(Extracted data entries)

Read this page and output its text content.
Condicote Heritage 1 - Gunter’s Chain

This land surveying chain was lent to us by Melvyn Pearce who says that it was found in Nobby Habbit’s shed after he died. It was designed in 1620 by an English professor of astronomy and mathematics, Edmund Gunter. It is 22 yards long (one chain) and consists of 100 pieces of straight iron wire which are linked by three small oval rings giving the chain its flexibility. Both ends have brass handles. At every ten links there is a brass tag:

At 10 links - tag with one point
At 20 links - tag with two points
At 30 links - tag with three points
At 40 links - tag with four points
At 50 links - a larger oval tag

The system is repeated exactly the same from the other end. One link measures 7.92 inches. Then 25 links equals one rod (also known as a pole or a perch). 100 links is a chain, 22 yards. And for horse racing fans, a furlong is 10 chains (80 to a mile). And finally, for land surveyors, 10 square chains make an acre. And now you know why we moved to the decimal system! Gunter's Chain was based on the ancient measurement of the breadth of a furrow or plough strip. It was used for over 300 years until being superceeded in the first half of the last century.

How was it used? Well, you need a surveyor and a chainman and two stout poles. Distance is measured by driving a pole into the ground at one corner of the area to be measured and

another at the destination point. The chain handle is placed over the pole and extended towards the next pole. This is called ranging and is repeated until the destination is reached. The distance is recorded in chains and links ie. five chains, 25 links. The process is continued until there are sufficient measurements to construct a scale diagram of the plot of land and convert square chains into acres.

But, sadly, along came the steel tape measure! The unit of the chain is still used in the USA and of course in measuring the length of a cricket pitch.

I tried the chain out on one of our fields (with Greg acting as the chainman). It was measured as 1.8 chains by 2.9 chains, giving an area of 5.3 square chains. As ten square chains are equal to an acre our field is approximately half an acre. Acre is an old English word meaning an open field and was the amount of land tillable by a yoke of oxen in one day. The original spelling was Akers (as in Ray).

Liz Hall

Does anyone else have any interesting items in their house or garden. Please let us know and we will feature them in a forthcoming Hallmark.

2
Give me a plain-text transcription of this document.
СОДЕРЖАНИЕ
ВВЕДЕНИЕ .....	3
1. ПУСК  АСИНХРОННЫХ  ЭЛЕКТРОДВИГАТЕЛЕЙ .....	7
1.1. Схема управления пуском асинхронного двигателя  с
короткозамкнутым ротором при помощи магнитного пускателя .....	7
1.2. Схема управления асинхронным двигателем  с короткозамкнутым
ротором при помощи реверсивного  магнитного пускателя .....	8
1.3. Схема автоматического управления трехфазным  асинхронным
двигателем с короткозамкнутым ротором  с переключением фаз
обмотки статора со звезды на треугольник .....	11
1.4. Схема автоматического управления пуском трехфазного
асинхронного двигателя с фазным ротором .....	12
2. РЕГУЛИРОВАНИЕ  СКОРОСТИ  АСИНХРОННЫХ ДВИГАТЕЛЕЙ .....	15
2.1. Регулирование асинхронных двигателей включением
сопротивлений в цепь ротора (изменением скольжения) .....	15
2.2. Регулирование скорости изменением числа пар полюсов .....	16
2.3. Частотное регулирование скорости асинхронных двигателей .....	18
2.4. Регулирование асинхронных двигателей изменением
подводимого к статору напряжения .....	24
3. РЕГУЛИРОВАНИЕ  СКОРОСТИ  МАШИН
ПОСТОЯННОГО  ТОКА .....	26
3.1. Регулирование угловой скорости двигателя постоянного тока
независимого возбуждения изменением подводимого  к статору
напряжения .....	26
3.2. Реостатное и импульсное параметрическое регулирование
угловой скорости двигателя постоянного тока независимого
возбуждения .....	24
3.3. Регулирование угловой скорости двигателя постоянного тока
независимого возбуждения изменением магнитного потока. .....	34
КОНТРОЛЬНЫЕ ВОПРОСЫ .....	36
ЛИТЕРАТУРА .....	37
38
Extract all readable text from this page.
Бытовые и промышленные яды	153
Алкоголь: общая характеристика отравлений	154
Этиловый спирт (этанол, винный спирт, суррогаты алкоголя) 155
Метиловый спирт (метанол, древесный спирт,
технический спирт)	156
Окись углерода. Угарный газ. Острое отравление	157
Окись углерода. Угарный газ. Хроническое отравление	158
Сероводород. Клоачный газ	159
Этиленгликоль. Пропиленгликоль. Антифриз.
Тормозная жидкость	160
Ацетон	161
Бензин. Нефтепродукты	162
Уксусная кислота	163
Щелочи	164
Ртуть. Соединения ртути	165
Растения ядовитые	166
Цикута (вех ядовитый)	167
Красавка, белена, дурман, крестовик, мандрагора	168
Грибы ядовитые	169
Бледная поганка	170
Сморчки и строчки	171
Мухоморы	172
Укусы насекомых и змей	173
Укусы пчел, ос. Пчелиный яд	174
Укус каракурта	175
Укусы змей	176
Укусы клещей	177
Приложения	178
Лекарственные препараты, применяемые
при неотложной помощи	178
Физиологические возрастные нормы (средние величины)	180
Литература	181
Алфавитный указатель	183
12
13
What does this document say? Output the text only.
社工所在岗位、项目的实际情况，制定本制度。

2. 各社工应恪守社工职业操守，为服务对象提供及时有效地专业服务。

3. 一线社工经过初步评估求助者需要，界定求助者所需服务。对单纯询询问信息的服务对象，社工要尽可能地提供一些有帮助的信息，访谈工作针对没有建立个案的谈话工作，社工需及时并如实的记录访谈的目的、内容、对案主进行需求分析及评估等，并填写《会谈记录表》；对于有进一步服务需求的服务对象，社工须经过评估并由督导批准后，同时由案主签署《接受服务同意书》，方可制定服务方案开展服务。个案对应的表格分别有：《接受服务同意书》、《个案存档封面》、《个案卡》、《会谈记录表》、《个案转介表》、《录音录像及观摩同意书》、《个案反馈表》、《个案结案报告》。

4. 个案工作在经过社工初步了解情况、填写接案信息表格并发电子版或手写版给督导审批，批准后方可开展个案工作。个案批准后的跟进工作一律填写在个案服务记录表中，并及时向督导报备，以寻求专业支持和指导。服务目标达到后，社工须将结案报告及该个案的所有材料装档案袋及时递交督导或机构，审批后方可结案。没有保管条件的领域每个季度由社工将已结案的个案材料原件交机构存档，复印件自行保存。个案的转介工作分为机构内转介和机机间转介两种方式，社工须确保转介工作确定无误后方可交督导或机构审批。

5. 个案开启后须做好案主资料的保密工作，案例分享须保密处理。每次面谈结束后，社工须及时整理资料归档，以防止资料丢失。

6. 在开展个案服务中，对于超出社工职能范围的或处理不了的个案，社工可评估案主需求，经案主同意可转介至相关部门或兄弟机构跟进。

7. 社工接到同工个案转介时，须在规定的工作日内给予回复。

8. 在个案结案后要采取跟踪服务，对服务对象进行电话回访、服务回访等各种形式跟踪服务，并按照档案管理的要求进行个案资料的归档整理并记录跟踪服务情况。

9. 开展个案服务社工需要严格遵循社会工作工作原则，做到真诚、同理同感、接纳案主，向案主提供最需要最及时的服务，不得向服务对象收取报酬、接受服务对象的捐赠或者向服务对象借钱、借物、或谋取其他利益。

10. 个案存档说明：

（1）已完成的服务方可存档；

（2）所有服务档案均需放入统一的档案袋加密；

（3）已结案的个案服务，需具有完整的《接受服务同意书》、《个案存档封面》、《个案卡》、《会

* _What needs to be done_: Using the data above, print every record exactly as shown.

* _Response to this exercise_:
Read this page and output its text content.
Condicote Heritage 1 - Gunter’s Chain

This land surveying chain was lent to us by Melvyn Pearce who says that it was found in Nobby Habbit’s shed after he died. It was designed in 1620 by an English professor of astronomy and mathematics, Edmund Gunter. It is 22 yards long (one chain) and consists of 100 pieces of straight iron wire which are linked by three small oval rings giving the chain its flexibility. Both ends have brass handles. At every ten links there is a brass tag:

At 10 links - tag with one point
At 20 links - tag with two points
At 30 links - tag with three points
At 40 links - tag with four points
At 50 links - a larger oval tag

The system is repeated exactly the same from the other end. One link measures 7.92 inches. Then 25 links equals one rod (also known as a pole or a perch). 100 links is a chain, 22 yards. And for horse racing fans, a furlong is 10 chains (80 to a mile). And finally, for land surveyors, 10 square chains make an acre. And now you know why we moved to the decimal system! Gunter's Chain was based on the ancient measurement of the breadth of a furrow or plough strip. It was used for over 300 years until being superceeded in the first half of the last century.

How was it used? Well, you need a surveyor and a chainman and two stout poles. Distance is measured by driving a pole into the ground at one corner of the area to be measured and

another at the destination point. The chain handle is placed over the pole and extended towards the next pole. This is called ranging and is repeated until the destination is reached. The distance is recorded in chains and links ie. five chains, 25 links. The process is continued until there are sufficient measurements to construct a scale diagram of the plot of land and convert square chains into acres.

But, sadly, along came the steel tape measure! The unit of the chain is still used in the USA and of course in measuring the length of a cricket pitch.

I tried the chain out on one of our fields (with Greg acting as the chainman). It was measured as 1.8 chains by 2.9 chains, giving an area of 5.3 square chains. As ten square chains are equal to an acre our field is approximately half an acre. Acre is an old English word meaning an open field and was the amount of land tillable by a yoke of oxen in one day. The original spelling was Akers (as in Ray).

Liz Hall

Does anyone else have any interesting items in their house or garden. Please let us know and we will feature them in a forthcoming Hallmark.

2
Give me a plain-text transcription of this document.
СОДЕРЖАНИЕ
ВВЕДЕНИЕ .....	3
1. ПУСК  АСИНХРОННЫХ  ЭЛЕКТРОДВИГАТЕЛЕЙ .....	7
1.1. Схема управления пуском асинхронного двигателя  с
короткозамкнутым ротором при помощи магнитного пускателя .....	7
1.2. Схема управления асинхронным двигателем  с короткозамкнутым
ротором при помощи реверсивного  магнитного пускателя .....	8
1.3. Схема автоматического управления трехфазным  асинхронным
двигателем с короткозамкнутым ротором  с переключением фаз
обмотки статора со звезды на треугольник .....	11
1.4. Схема автоматического управления пуском трехфазного
асинхронного двигателя с фазным ротором .....	12
2. РЕГУЛИРОВАНИЕ  СКОРОСТИ  АСИНХРОННЫХ ДВИГАТЕЛЕЙ .....	15
2.1. Регулирование асинхронных двигателей включением
сопротивлений в цепь ротора (изменением скольжения) .....	15
2.2. Регулирование скорости изменением числа пар полюсов .....	16
2.3. Частотное регулирование скорости асинхронных двигателей .....	18
2.4. Регулирование асинхронных двигателей изменением
подводимого к статору напряжения .....	24
3. РЕГУЛИРОВАНИЕ  СКОРОСТИ  МАШИН
ПОСТОЯННОГО  ТОКА .....	26
3.1. Регулирование угловой скорости двигателя постоянного тока
независимого возбуждения изменением подводимого  к статору
напряжения .....	26
3.2. Реостатное и импульсное параметрическое регулирование
угловой скорости двигателя постоянного тока независимого
возбуждения .....	24
3.3. Регулирование угловой скорости двигателя постоянного тока
независимого возбуждения изменением магнитного потока. .....	34
КОНТРОЛЬНЫЕ ВОПРОСЫ .....	36
ЛИТЕРАТУРА .....	37
38
Extract all readable text from this page.
Бытовые и промышленные яды	153
Алкоголь: общая характеристика отравлений	154
Этиловый спирт (этанол, винный спирт, суррогаты алкоголя) 155
Метиловый спирт (метанол, древесный спирт,
технический спирт)	156
Окись углерода. Угарный газ. Острое отравление	157
Окись углерода. Угарный газ. Хроническое отравление	158
Сероводород. Клоачный газ	159
Этиленгликоль. Пропиленгликоль. Антифриз.
Тормозная жидкость	160
Ацетон	161
Бензин. Нефтепродукты	162
Уксусная кислота	163
Щелочи	164
Ртуть. Соединения ртути	165
Растения ядовитые	166
Цикута (вех ядовитый)	167
Красавка, белена, дурман, крестовик, мандрагора	168
Грибы ядовитые	169
Бледная поганка	170
Сморчки и строчки	171
Мухоморы	172
Укусы насекомых и змей	173
Укусы пчел, ос. Пчелиный яд	174
Укус каракурта	175
Укусы змей	176
Укусы клещей	177
Приложения	178
Лекарственные препараты, применяемые
при неотложной помощи	178
Физиологические возрастные нормы (средние величины)	180
Литература	181
Алфавитный указатель	183
12
13
What does this document say? Output the text only.
社工所在岗位、项目的实际情况，制定本制度。

2. 各社工应恪守社工职业操守，为服务对象提供及时有效地专业服务。

3. 一线社工经过初步评估求助者需要，界定求助者所需服务。对单纯询询问信息的服务对象，社工要尽可能地提供一些有帮助的信息，访谈工作针对没有建立个案的谈话工作，社工需及时并如实的记录访谈的目的、内容、对案主进行需求分析及评估等，并填写《会谈记录表》；对于有进一步服务需求的服务对象，社工须经过评估并由督导批准后，同时由案主签署《接受服务同意书》，方可制定服务方案开展服务。个案对应的表格分别有：《接受服务同意书》、《个案存档封面》、《个案卡》、《会谈记录表》、《个案转介表》、《录音录像及观摩同意书》、《个案反馈表》、《个案结案报告》。

4. 个案工作在经过社工初步了解情况、填写接案信息表格并发电子版或手写版给督导审批，批准后方可开展个案工作。个案批准后的跟进工作一律填写在个案服务记录表中，并及时向督导报备，以寻求专业支持和指导。服务目标达到后，社工须将结案报告及该个案的所有材料装档案袋及时递交督导或机构，审批后方可结案。没有保管条件的领域每个季度由社工将已结案的个案材料原件交机构存档，复印件自行保存。个案的转介工作分为机构内转介和机机间转介两种方式，社工须确保转介工作确定无误后方可交督导或机构审批。

5. 个案开启后须做好案主资料的保密工作，案例分享须保密处理。每次面谈结束后，社工须及时整理资料归档，以防止资料丢失。

6. 在开展个案服务中，对于超出社工职能范围的或处理不了的个案，社工可评估案主需求，经案主同意可转介至相关部门或兄弟机构跟进。

7. 社工接到同工个案转介时，须在规定的工作日内给予回复。

8. 在个案结案后要采取跟踪服务，对服务对象进行电话回访、服务回访等各种形式跟踪服务，并按照档案管理的要求进行个案资料的归档整理并记录跟踪服务情况。

9. 开展个案服务社工需要严格遵循社会工作工作原则，做到真诚、同理同感、接纳案主，向案主提供最需要最及时的服务，不得向服务对象收取报酬、接受服务对象的捐赠或者向服务对象借钱、借物、或谋取其他利益。

10. 个案存档说明：

（1）已完成的服务方可存档；

（2）所有服务档案均需放入统一的档案袋加密；

（3）已结案的个案服务，需具有完整的《接受服务同意书》、《个案存档封面》、《个案卡》、《会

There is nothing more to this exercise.